#### Given task A:
Transcribe the entries below exactly, everything from the start of the entries down to the line containing "The pulley 240 is at (213, 311).", including that line.

#### Source text:
►
I often resented the shop because it placed so much pressure on my parents financially and emotionally, causing high tensions and fights would often spark at anytime.  The “iron curtain” was drawn from time to time, my parents would not speak to each other for several days.  My little sister didn’t know any better, and I always felt terrible when it happened.  I often got stressed out because I had to play the role of the messenger.  I often I wished that if the store didn’t exist, perhaps we would have been a much happier family.  I suppose it was a selfish wish since it was the store that employed my parents, and put the food on the table.  However, the amount of work and time it took to keep the shop running, was taking its toll on all of us.  Truthfully, I thought it was a burden, a boulder chained onto my shoulders and I could not put it down.

Yeah…That’s me right there.

One of the things I learned during that time was the meaning of sacrifice.  At an age of 15, what valued most to me and other 15 year olds, were free time to spend with friends, relax at home, and…I don’t know what else, I didn’t get the chance to do much anyway.  When I graduated from high school, I had no other choice but to commute to a college near home because I was needed at the shop on the weekends.

Once in a while I would get a chance to go out for a short break to hang out with my friends.  But by then, I was so used to being at the store, guilt would eat me up while I was away from the shop.  I remembered my cousins wanted to take me out to the movies after visiting a nearby Buddhist Temple, however, after about 1 hour being there, I started feeling antsy and guilt-ridden.  I was so worried about customers piling up and my mom would be flooded with sandwich orders while multitasking on other things.  As a result, I ended up pleading them to take me back to the store, can you believe it?  I wanted to go back to a place that I felt trapped.
◄
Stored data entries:
►
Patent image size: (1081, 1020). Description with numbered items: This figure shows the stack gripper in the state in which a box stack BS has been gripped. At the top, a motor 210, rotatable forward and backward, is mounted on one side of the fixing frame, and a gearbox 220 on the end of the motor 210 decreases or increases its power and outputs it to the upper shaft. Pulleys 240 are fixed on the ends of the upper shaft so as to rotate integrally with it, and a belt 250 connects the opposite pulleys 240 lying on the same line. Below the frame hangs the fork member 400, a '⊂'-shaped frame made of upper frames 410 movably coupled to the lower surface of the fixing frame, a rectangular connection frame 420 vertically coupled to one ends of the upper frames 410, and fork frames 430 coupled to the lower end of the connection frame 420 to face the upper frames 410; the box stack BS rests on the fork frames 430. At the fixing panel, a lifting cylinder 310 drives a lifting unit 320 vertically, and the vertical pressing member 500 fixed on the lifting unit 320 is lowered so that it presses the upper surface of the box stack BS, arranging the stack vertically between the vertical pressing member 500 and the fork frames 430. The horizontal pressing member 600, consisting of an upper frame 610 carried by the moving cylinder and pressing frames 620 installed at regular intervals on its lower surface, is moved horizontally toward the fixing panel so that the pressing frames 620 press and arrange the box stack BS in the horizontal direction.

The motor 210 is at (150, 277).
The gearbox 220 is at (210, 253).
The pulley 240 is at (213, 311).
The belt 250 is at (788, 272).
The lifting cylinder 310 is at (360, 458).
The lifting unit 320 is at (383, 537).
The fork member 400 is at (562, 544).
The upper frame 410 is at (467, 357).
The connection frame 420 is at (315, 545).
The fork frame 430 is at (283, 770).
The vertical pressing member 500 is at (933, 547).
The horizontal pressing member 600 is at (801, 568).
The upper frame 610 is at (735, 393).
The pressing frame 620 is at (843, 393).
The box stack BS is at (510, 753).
◄
#### Given task B:
From the passage about the family shop, restate word for word everything from "Yeah…That’s me right" down to "on the weekends.".

#### Expected output A:
Patent image size: (1081, 1020). Description with numbered items: This figure shows the stack gripper in the state in which a box stack BS has been gripped. At the top, a motor 210, rotatable forward and backward, is mounted on one side of the fixing frame, and a gearbox 220 on the end of the motor 210 decreases or increases its power and outputs it to the upper shaft. Pulleys 240 are fixed on the ends of the upper shaft so as to rotate integrally with it, and a belt 250 connects the opposite pulleys 240 lying on the same line. Below the frame hangs the fork member 400, a '⊂'-shaped frame made of upper frames 410 movably coupled to the lower surface of the fixing frame, a rectangular connection frame 420 vertically coupled to one ends of the upper frames 410, and fork frames 430 coupled to the lower end of the connection frame 420 to face the upper frames 410; the box stack BS rests on the fork frames 430. At the fixing panel, a lifting cylinder 310 drives a lifting unit 320 vertically, and the vertical pressing member 500 fixed on the lifting unit 320 is lowered so that it presses the upper surface of the box stack BS, arranging the stack vertically between the vertical pressing member 500 and the fork frames 430. The horizontal pressing member 600, consisting of an upper frame 610 carried by the moving cylinder and pressing frames 620 installed at regular intervals on its lower surface, is moved horizontally toward the fixing panel so that the pressing frames 620 press and arrange the box stack BS in the horizontal direction.

The motor 210 is at (150, 277).
The gearbox 220 is at (210, 253).
The pulley 240 is at (213, 311).

#### Expected output B:
Yeah…That’s me right there.

One of the things I learned during that time was the meaning of sacrifice.  At an age of 15, what valued most to me and other 15 year olds, were free time to spend with friends, relax at home, and…I don’t know what else, I didn’t get the chance to do much anyway.  When I graduated from high school, I had no other choice but to commute to a college near home because I was needed at the shop on the weekends.